* [JOB] Output the data below in full, character for character.

(Collected data)
* begin *

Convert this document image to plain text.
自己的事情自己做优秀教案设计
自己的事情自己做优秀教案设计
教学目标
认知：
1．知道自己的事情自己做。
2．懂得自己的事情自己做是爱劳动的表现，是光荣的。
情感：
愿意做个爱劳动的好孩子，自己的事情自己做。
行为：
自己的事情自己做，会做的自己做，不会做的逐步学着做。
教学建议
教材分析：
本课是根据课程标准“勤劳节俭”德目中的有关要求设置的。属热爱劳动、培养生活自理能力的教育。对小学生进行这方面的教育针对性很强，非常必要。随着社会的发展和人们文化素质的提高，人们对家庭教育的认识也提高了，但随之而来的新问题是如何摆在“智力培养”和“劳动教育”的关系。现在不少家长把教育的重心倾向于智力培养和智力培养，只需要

* end *

* [RESPONSE TO THIS EXERCISE]
Convert this document image to plain text.
自己的事情自己做优秀教案设计
自己的事情自己做优秀教案设计
教学目标
认知：
1．知道自己的事情自己做。
2．懂得自己的事情自己做是爱劳动的表现，是光荣的。
情感：
愿意做个爱劳动的好孩子，自己的事情自己做。
行为：
自己的事情自己做，会做的自己做，不会做的逐步学着做。
教学建议
教材分析：
本课是根据课程标准“勤劳节俭”德目中的有关要求设置的。属热爱劳动、培养生活自理能力的教育。对小学生进行这方面的教育针对性很强，非常必要。随着社会的发展和人们文化素质的提高，人们对家庭教育的认识也提高了，但随之而来的新问题是如何摆在“智力培养”和“劳动教育”的关系。现在不少家长把教育的重心倾向于智力培养和智力培养，只需要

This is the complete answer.